### Data excerpts
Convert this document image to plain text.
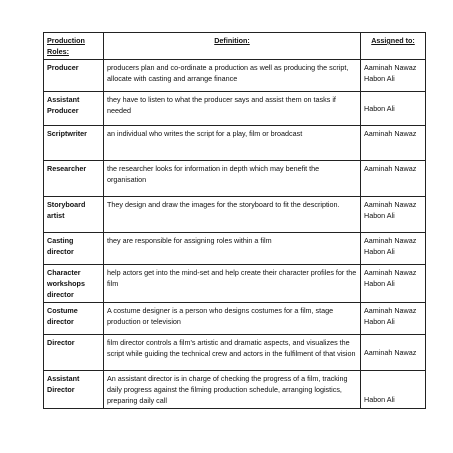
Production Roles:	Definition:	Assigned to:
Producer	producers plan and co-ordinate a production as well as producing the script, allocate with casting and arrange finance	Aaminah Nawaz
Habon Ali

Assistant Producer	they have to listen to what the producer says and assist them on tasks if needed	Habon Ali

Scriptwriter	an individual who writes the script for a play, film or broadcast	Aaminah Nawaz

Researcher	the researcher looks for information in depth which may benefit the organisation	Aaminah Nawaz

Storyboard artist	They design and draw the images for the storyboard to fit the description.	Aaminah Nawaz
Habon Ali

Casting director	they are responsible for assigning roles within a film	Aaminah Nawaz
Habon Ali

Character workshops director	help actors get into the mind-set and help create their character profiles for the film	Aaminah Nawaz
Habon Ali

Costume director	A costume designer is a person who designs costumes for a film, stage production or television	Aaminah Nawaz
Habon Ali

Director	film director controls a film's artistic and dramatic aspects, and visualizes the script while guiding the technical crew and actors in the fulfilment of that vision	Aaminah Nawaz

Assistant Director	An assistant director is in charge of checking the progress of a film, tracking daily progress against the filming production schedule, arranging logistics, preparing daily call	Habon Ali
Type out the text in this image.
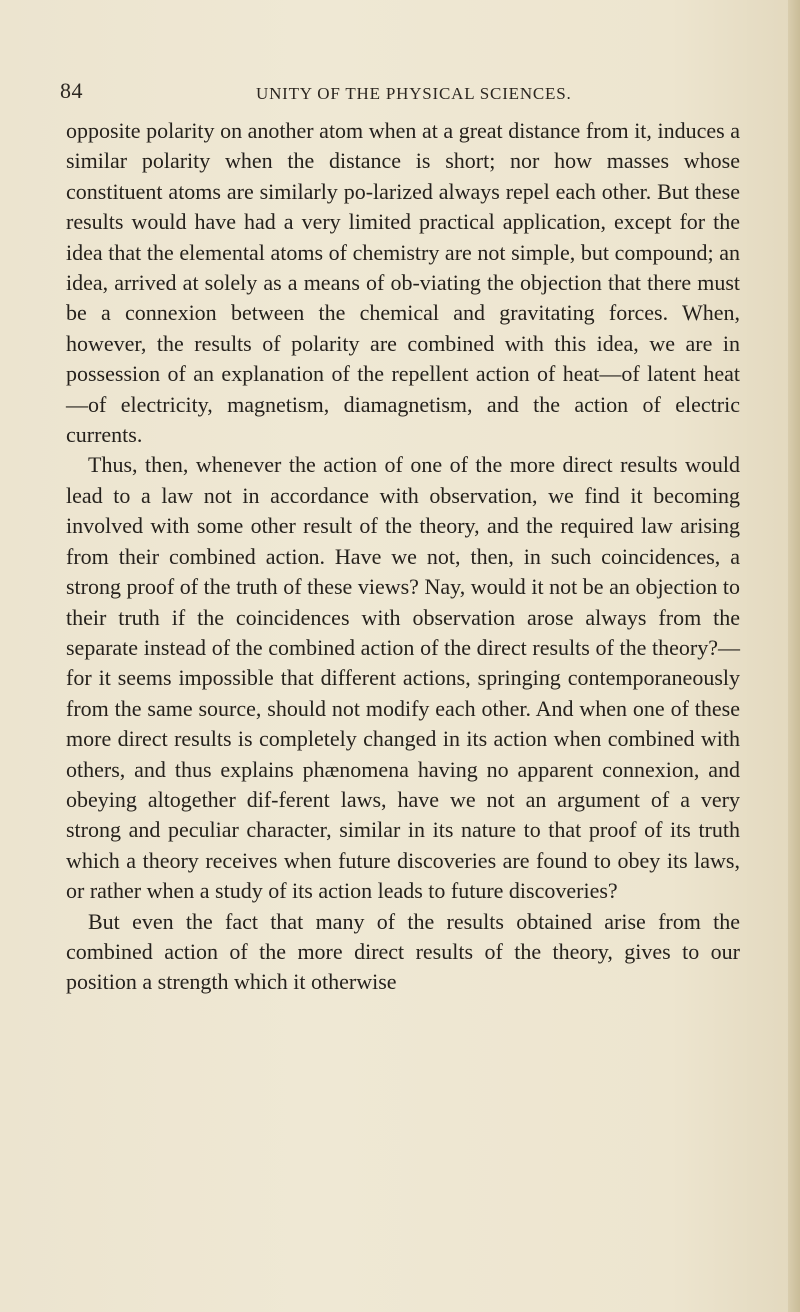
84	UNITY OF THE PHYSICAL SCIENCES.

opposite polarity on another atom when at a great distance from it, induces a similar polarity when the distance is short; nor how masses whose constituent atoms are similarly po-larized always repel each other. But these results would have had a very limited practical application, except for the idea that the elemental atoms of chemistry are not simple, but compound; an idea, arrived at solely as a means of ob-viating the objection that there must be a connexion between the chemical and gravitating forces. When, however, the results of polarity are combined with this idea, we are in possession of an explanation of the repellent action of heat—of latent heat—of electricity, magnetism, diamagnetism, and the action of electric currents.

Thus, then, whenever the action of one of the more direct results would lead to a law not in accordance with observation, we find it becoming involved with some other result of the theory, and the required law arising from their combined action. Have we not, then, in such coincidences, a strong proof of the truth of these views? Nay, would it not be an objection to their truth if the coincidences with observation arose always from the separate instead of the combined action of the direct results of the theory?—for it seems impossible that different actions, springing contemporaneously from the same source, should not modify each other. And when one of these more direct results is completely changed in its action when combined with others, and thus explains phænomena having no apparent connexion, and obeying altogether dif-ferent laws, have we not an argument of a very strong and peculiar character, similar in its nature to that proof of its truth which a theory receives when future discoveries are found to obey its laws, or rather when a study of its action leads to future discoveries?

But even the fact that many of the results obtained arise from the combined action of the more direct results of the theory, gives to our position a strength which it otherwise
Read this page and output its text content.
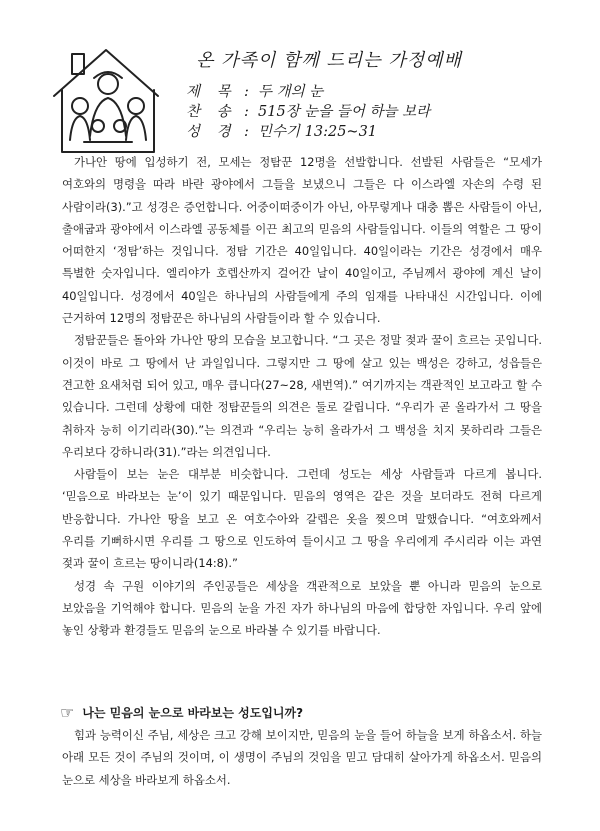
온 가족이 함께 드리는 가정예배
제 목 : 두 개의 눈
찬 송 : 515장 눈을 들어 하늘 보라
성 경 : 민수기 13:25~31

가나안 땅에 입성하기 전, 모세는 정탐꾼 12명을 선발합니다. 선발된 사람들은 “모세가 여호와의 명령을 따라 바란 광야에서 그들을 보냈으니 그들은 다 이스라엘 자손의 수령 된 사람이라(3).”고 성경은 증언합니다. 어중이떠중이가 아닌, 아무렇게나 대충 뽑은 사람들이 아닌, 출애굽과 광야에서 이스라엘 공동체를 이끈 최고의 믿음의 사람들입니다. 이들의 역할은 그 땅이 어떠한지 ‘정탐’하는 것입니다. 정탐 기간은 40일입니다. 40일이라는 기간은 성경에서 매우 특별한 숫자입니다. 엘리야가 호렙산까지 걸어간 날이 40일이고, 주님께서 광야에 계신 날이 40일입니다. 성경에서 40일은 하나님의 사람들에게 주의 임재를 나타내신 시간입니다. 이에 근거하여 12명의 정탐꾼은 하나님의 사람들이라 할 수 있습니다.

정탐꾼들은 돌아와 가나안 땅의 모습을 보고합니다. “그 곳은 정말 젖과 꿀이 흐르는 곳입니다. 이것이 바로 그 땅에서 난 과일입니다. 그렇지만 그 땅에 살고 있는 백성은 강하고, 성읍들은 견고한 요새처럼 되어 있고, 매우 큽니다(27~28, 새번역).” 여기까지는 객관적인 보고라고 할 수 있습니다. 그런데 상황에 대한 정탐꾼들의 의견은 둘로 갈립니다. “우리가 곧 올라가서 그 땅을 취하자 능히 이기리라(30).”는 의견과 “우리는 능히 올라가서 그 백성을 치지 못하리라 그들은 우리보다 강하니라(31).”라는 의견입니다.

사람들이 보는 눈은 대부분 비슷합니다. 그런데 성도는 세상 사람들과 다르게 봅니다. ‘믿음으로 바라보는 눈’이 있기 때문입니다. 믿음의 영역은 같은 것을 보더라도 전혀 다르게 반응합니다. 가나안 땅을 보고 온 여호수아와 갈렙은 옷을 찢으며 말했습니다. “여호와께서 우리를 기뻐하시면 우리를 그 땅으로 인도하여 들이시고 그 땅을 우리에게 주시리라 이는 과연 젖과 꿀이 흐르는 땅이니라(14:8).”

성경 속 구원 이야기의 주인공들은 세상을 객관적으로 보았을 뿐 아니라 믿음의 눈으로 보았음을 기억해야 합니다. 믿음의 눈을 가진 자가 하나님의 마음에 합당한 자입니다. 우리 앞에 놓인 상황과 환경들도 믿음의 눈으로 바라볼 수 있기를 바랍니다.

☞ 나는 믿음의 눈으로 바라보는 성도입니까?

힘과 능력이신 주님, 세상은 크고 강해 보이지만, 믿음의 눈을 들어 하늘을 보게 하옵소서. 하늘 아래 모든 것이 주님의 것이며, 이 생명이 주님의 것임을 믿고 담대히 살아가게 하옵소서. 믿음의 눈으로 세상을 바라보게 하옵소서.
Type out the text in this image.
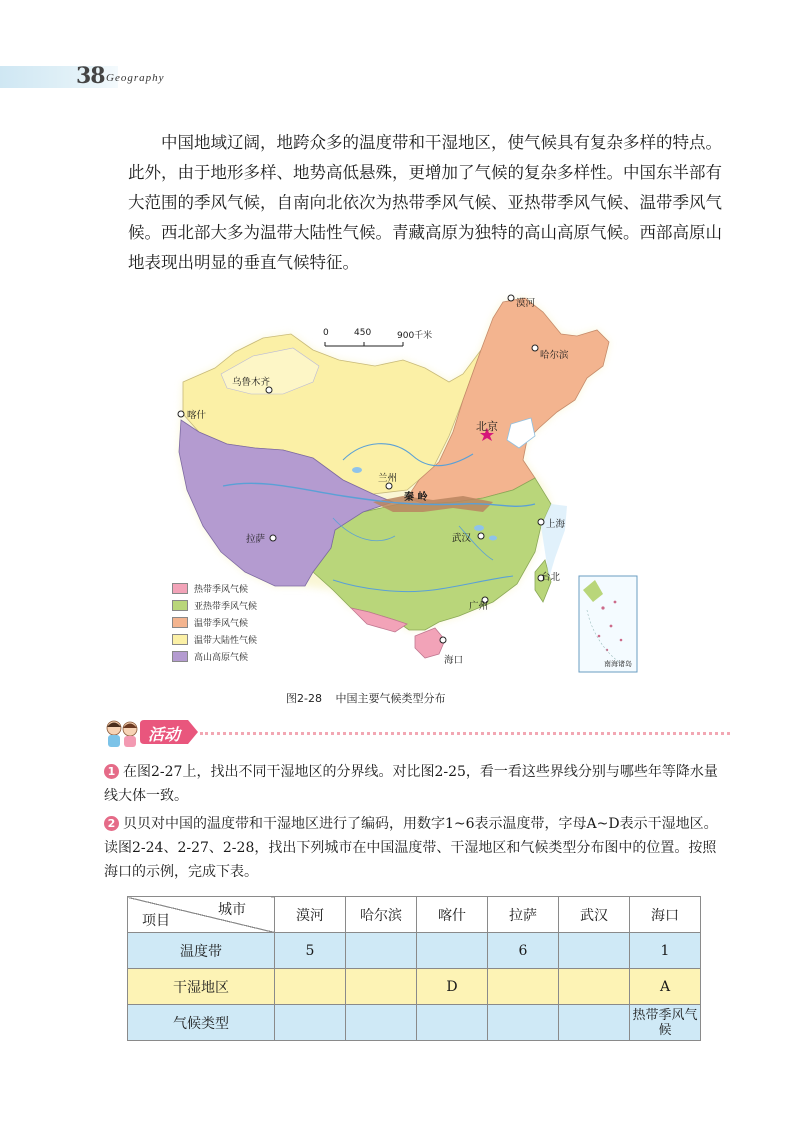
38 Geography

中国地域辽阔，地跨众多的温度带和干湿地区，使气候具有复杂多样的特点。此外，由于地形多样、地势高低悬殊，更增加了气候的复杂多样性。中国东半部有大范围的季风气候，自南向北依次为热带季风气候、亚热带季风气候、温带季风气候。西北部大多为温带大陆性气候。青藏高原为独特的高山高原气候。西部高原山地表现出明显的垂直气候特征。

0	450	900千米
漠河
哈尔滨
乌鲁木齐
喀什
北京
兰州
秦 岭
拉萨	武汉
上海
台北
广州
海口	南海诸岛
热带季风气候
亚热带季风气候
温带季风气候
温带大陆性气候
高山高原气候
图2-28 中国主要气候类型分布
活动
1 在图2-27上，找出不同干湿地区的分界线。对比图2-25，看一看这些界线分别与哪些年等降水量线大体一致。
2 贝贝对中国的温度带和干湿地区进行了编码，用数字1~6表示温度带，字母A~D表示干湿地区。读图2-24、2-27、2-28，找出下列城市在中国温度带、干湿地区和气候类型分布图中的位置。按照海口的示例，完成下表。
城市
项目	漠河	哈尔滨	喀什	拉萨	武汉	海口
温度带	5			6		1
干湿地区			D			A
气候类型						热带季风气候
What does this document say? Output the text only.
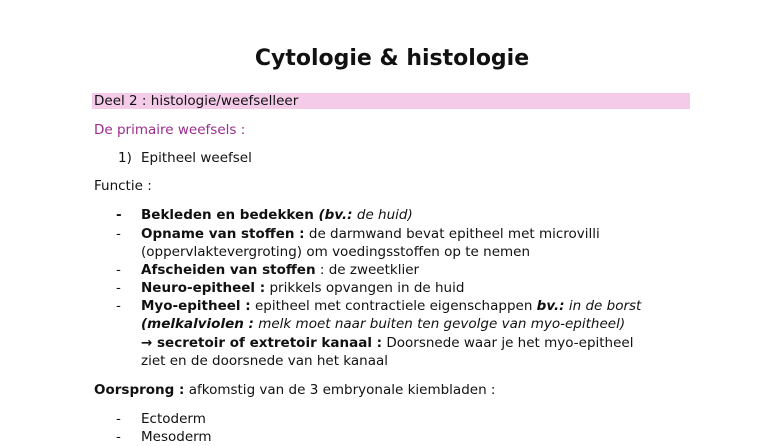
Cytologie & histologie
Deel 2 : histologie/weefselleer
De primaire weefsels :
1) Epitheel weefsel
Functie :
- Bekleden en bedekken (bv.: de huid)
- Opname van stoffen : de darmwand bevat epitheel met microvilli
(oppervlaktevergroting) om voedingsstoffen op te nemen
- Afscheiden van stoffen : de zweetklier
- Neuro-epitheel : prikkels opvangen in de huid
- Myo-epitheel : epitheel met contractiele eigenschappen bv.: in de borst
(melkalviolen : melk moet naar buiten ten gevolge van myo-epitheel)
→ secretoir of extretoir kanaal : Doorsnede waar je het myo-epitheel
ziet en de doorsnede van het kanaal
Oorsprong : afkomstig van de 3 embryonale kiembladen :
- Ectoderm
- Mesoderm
######
▶ Instructions for the task
Copy each line above containing the string "text".

▶ Written response
Convert this document image to plain text.
Type out the text in this image.
Read this page and output its text content.
Type out the text in this image.
What does this document say? Output the text only.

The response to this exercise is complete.